Figure record extracts:
──────────────────────────────
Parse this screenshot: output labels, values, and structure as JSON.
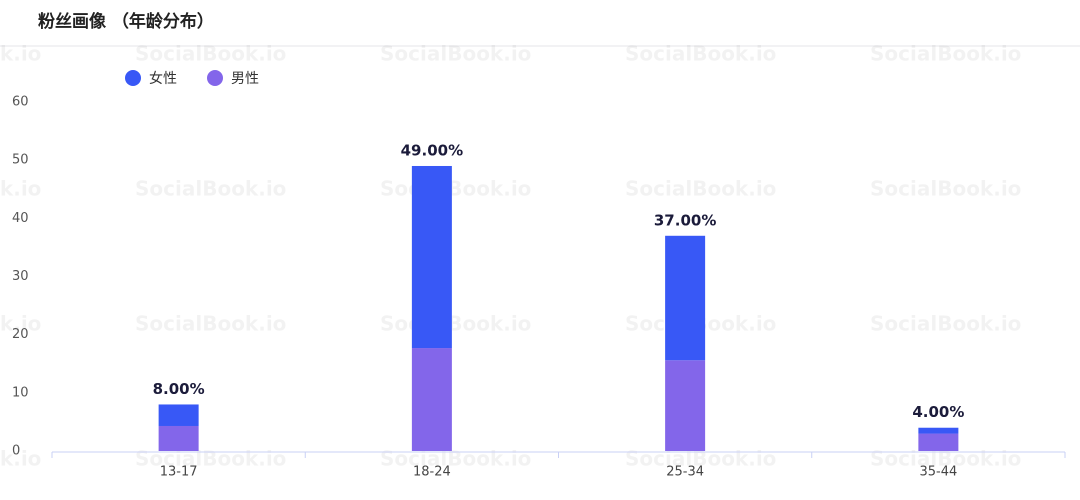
{
  "chart_data": {
    "type": "stacked-bar",
    "title": "粉丝画像 （年龄分布）",
    "watermark": "SocialBook.io",
    "categories": [
      "13-17",
      "18-24",
      "25-34",
      "35-44"
    ],
    "series": [
      {
        "name": "女性",
        "color": "#3858f6",
        "values": [
          3.7,
          31.3,
          21.4,
          1.0
        ]
      },
      {
        "name": "男性",
        "color": "#8366ea",
        "values": [
          4.3,
          17.7,
          15.6,
          3.0
        ]
      }
    ],
    "totals": [
      8,
      49,
      37,
      4
    ],
    "total_labels": [
      "8.00%",
      "49.00%",
      "37.00%",
      "4.00%"
    ],
    "ylim": [
      0,
      60
    ],
    "yticks": [
      0,
      10,
      20,
      30,
      40,
      50,
      60
    ],
    "grid": false,
    "legend": "top-left"
  }
}
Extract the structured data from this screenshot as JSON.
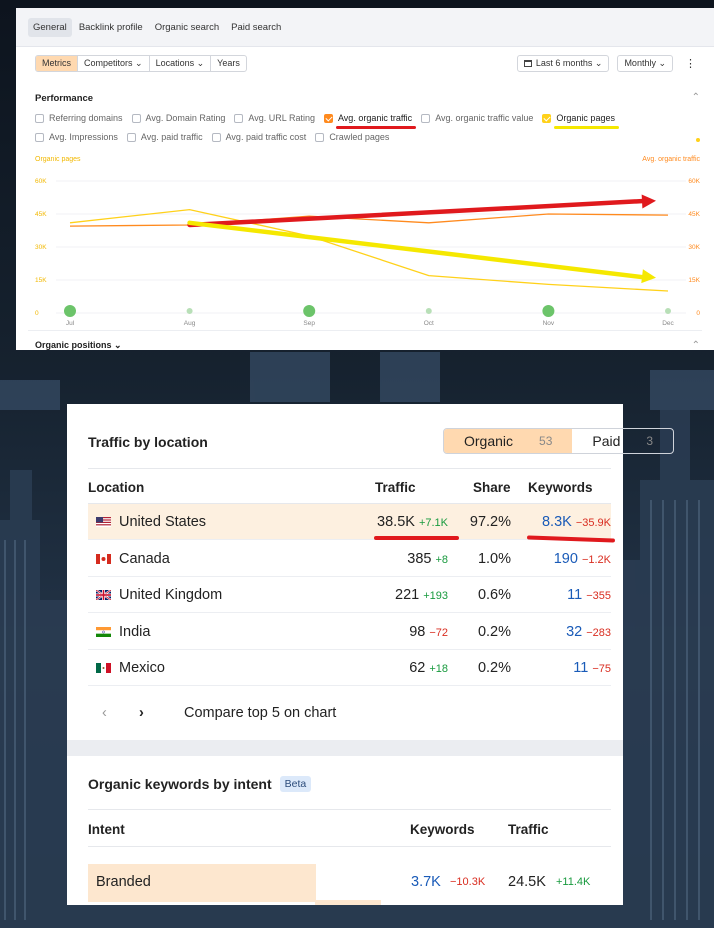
{
  "top_panel": {
    "tabs": [
      "General",
      "Backlink profile",
      "Organic search",
      "Paid search"
    ],
    "metric_tabs": [
      "Metrics",
      "Competitors ⌄",
      "Locations ⌄",
      "Years"
    ],
    "date_range": "Last 6 months ⌄",
    "interval": "Monthly ⌄",
    "more": "⋮",
    "section_title": "Performance",
    "checkboxes_row1": [
      {
        "label": "Referring domains",
        "checked": false
      },
      {
        "label": "Avg. Domain Rating",
        "checked": false
      },
      {
        "label": "Avg. URL Rating",
        "checked": false
      },
      {
        "label": "Avg. organic traffic",
        "checked": true,
        "color": "#ff8a1e"
      },
      {
        "label": "Avg. organic traffic value",
        "checked": false
      },
      {
        "label": "Organic pages",
        "checked": true,
        "color": "#ffd11a"
      }
    ],
    "checkboxes_row2": [
      {
        "label": "Avg. Impressions",
        "checked": false
      },
      {
        "label": "Avg. paid traffic",
        "checked": false
      },
      {
        "label": "Avg. paid traffic cost",
        "checked": false
      },
      {
        "label": "Crawled pages",
        "checked": false
      }
    ],
    "left_axis_title": "Organic pages",
    "right_axis_title": "Avg. organic traffic",
    "positions_label": "Organic positions ⌄"
  },
  "chart_data": {
    "type": "line",
    "x": [
      "Jul",
      "Aug",
      "Sep",
      "Oct",
      "Nov",
      "Dec"
    ],
    "y_ticks_left": [
      "60K",
      "45K",
      "30K",
      "15K",
      "0"
    ],
    "y_ticks_right": [
      "60K",
      "45K",
      "30K",
      "15K",
      "0"
    ],
    "ylim": [
      0,
      60000
    ],
    "series": [
      {
        "name": "Avg. organic traffic",
        "color": "#ff8a1e",
        "axis": "right",
        "values": [
          39500,
          40000,
          44000,
          41000,
          45000,
          44500
        ]
      },
      {
        "name": "Organic pages",
        "color": "#ffd11a",
        "axis": "left",
        "values": [
          41000,
          47000,
          35000,
          17000,
          13000,
          10000
        ]
      }
    ],
    "annotations": [
      {
        "kind": "arrow",
        "color": "#e0191d",
        "from": [
          "Aug",
          40000
        ],
        "to": [
          "Dec",
          51000
        ]
      },
      {
        "kind": "arrow",
        "color": "#f5e800",
        "from": [
          "Aug",
          41000
        ],
        "to": [
          "Dec",
          16000
        ]
      }
    ],
    "event_markers": [
      {
        "month": "Jul",
        "size": "large"
      },
      {
        "month": "Aug",
        "size": "small"
      },
      {
        "month": "Sep",
        "size": "large"
      },
      {
        "month": "Oct",
        "size": "small"
      },
      {
        "month": "Nov",
        "size": "large"
      },
      {
        "month": "Dec",
        "size": "small"
      }
    ]
  },
  "location_card": {
    "title": "Traffic by location",
    "toggle": {
      "organic": "Organic",
      "organic_count": "53",
      "paid": "Paid",
      "paid_count": "3"
    },
    "headers": {
      "location": "Location",
      "traffic": "Traffic",
      "share": "Share",
      "keywords": "Keywords"
    },
    "rows": [
      {
        "flag": "us",
        "country": "United States",
        "traffic": "38.5K",
        "traffic_delta": "+7.1K",
        "traffic_dir": "up",
        "share": "97.2%",
        "keywords": "8.3K",
        "kw_delta": "−35.9K",
        "kw_dir": "down"
      },
      {
        "flag": "ca",
        "country": "Canada",
        "traffic": "385",
        "traffic_delta": "+8",
        "traffic_dir": "up",
        "share": "1.0%",
        "keywords": "190",
        "kw_delta": "−1.2K",
        "kw_dir": "down"
      },
      {
        "flag": "gb",
        "country": "United Kingdom",
        "traffic": "221",
        "traffic_delta": "+193",
        "traffic_dir": "up",
        "share": "0.6%",
        "keywords": "11",
        "kw_delta": "−355",
        "kw_dir": "down"
      },
      {
        "flag": "in",
        "country": "India",
        "traffic": "98",
        "traffic_delta": "−72",
        "traffic_dir": "down",
        "share": "0.2%",
        "keywords": "32",
        "kw_delta": "−283",
        "kw_dir": "down"
      },
      {
        "flag": "mx",
        "country": "Mexico",
        "traffic": "62",
        "traffic_delta": "+18",
        "traffic_dir": "up",
        "share": "0.2%",
        "keywords": "11",
        "kw_delta": "−75",
        "kw_dir": "down"
      }
    ],
    "pager": {
      "prev": "‹",
      "next": "›",
      "compare": "Compare top 5 on chart"
    }
  },
  "intent_card": {
    "title": "Organic keywords by intent",
    "badge": "Beta",
    "headers": {
      "intent": "Intent",
      "keywords": "Keywords",
      "traffic": "Traffic"
    },
    "row": {
      "intent": "Branded",
      "keywords": "3.7K",
      "kw_delta": "−10.3K",
      "traffic": "24.5K",
      "traffic_delta": "+11.4K"
    }
  }
}
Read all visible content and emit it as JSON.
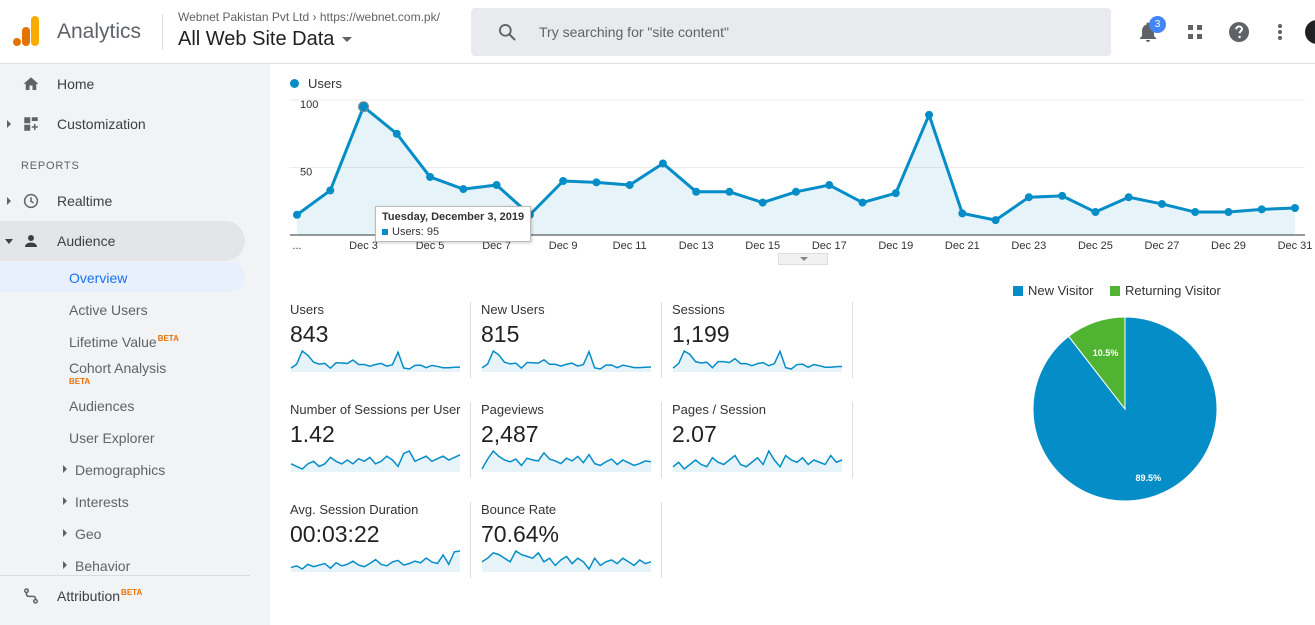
{
  "header": {
    "app_name": "Analytics",
    "account_line": "Webnet Pakistan Pvt Ltd › https://webnet.com.pk/",
    "property_view": "All Web Site Data",
    "search_placeholder": "Try searching for \"site content\"",
    "notification_count": "3"
  },
  "sidebar": {
    "home": "Home",
    "customization": "Customization",
    "reports_heading": "REPORTS",
    "realtime": "Realtime",
    "audience": "Audience",
    "audience_items": [
      {
        "label": "Overview"
      },
      {
        "label": "Active Users"
      },
      {
        "label": "Lifetime Value",
        "beta": "BETA"
      },
      {
        "label": "Cohort Analysis",
        "beta": "BETA"
      },
      {
        "label": "Audiences"
      },
      {
        "label": "User Explorer"
      },
      {
        "label": "Demographics"
      },
      {
        "label": "Interests"
      },
      {
        "label": "Geo"
      },
      {
        "label": "Behavior"
      }
    ],
    "attribution": "Attribution",
    "attribution_beta": "BETA"
  },
  "chart_data": {
    "type": "area",
    "series": [
      {
        "name": "Users",
        "color": "#058dc7",
        "values": [
          15,
          33,
          95,
          75,
          43,
          34,
          37,
          15,
          40,
          39,
          37,
          53,
          32,
          32,
          24,
          32,
          37,
          24,
          31,
          89,
          16,
          11,
          28,
          29,
          17,
          28,
          23,
          17,
          17,
          19,
          20
        ]
      }
    ],
    "x": [
      "Dec 1",
      "Dec 2",
      "Dec 3",
      "Dec 4",
      "Dec 5",
      "Dec 6",
      "Dec 7",
      "Dec 8",
      "Dec 9",
      "Dec 10",
      "Dec 11",
      "Dec 12",
      "Dec 13",
      "Dec 14",
      "Dec 15",
      "Dec 16",
      "Dec 17",
      "Dec 18",
      "Dec 19",
      "Dec 20",
      "Dec 21",
      "Dec 22",
      "Dec 23",
      "Dec 24",
      "Dec 25",
      "Dec 26",
      "Dec 27",
      "Dec 28",
      "Dec 29",
      "Dec 30",
      "Dec 31"
    ],
    "x_tick_labels": [
      "...",
      "Dec 3",
      "Dec 5",
      "Dec 7",
      "Dec 9",
      "Dec 11",
      "Dec 13",
      "Dec 15",
      "Dec 17",
      "Dec 19",
      "Dec 21",
      "Dec 23",
      "Dec 25",
      "Dec 27",
      "Dec 29",
      "Dec 31"
    ],
    "y_ticks": [
      "100",
      "50"
    ],
    "ylim": [
      0,
      100
    ],
    "tooltip": {
      "title": "Tuesday, December 3, 2019",
      "row": "Users: 95"
    }
  },
  "metrics": [
    {
      "label": "Users",
      "value": "843",
      "spark": [
        15,
        33,
        95,
        75,
        43,
        34,
        37,
        15,
        40,
        39,
        37,
        53,
        32,
        32,
        24,
        32,
        37,
        24,
        31,
        89,
        16,
        11,
        28,
        29,
        17,
        28,
        23,
        17,
        17,
        19,
        20
      ]
    },
    {
      "label": "New Users",
      "value": "815",
      "spark": [
        15,
        32,
        90,
        72,
        40,
        33,
        36,
        14,
        39,
        38,
        36,
        51,
        31,
        31,
        23,
        31,
        36,
        23,
        30,
        87,
        15,
        10,
        27,
        28,
        16,
        27,
        22,
        16,
        16,
        18,
        19
      ]
    },
    {
      "label": "Sessions",
      "value": "1,199",
      "spark": [
        22,
        45,
        110,
        92,
        55,
        48,
        52,
        24,
        55,
        55,
        50,
        70,
        45,
        45,
        34,
        45,
        50,
        34,
        45,
        108,
        24,
        17,
        40,
        42,
        26,
        40,
        34,
        26,
        26,
        29,
        30
      ]
    },
    {
      "label": "Number of Sessions per User",
      "value": "1.42",
      "spark": [
        1.4,
        1.38,
        1.36,
        1.4,
        1.42,
        1.38,
        1.4,
        1.45,
        1.42,
        1.4,
        1.43,
        1.4,
        1.44,
        1.42,
        1.45,
        1.4,
        1.42,
        1.46,
        1.43,
        1.38,
        1.48,
        1.5,
        1.42,
        1.44,
        1.46,
        1.42,
        1.44,
        1.46,
        1.43,
        1.45,
        1.47
      ]
    },
    {
      "label": "Pageviews",
      "value": "2,487",
      "spark": [
        40,
        95,
        140,
        110,
        90,
        80,
        95,
        60,
        100,
        90,
        85,
        130,
        95,
        85,
        70,
        100,
        85,
        110,
        75,
        120,
        70,
        60,
        80,
        95,
        65,
        90,
        75,
        60,
        70,
        85,
        80
      ]
    },
    {
      "label": "Pages / Session",
      "value": "2.07",
      "spark": [
        1.9,
        2.1,
        1.8,
        2.0,
        2.2,
        2.0,
        1.9,
        2.3,
        2.1,
        2.0,
        2.2,
        2.4,
        2.0,
        1.9,
        2.1,
        2.3,
        2.0,
        2.6,
        2.2,
        1.9,
        2.4,
        2.2,
        2.1,
        2.3,
        2.0,
        2.2,
        2.1,
        2.0,
        2.4,
        2.1,
        2.2
      ]
    },
    {
      "label": "Avg. Session Duration",
      "value": "00:03:22",
      "spark": [
        120,
        140,
        100,
        160,
        130,
        150,
        170,
        110,
        180,
        140,
        160,
        200,
        150,
        130,
        170,
        220,
        160,
        140,
        190,
        210,
        150,
        170,
        200,
        180,
        240,
        190,
        170,
        280,
        160,
        320,
        330
      ]
    },
    {
      "label": "Bounce Rate",
      "value": "70.64%",
      "spark": [
        70,
        72,
        75,
        74,
        72,
        70,
        76,
        74,
        73,
        72,
        75,
        70,
        72,
        68,
        71,
        73,
        69,
        72,
        70,
        66,
        72,
        68,
        70,
        71,
        69,
        72,
        70,
        68,
        71,
        69,
        70
      ]
    }
  ],
  "pie": {
    "legend": [
      {
        "label": "New Visitor",
        "color": "#058dc7"
      },
      {
        "label": "Returning Visitor",
        "color": "#50b432"
      }
    ],
    "values": [
      89.5,
      10.5
    ],
    "labels": [
      "89.5%",
      "10.5%"
    ]
  }
}
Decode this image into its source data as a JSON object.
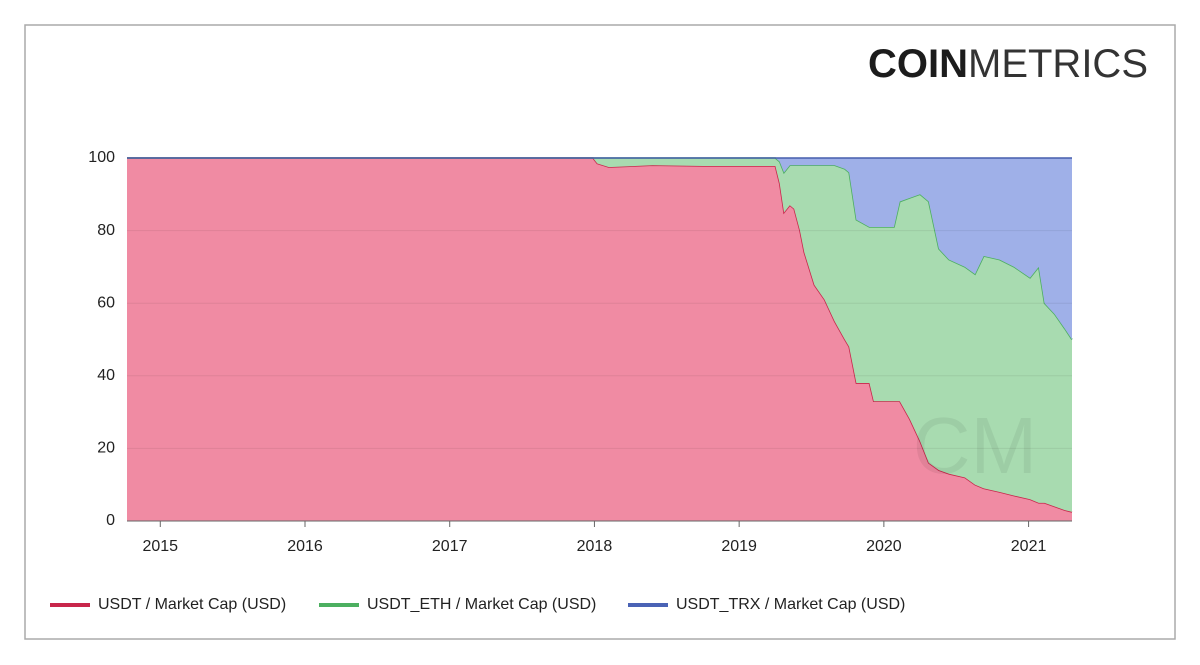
──────────────────────────────
● **Instructions to follow**: Show every line from the entries above in which the word "JSON" appears.

● **Worked solution**:
Parse this screenshot: output labels, values, and structure as JSON.
Extract the structured data from this screenshot as JSON.
Read all visible content and emit it as JSON.
Decode this image into its source data as a JSON object.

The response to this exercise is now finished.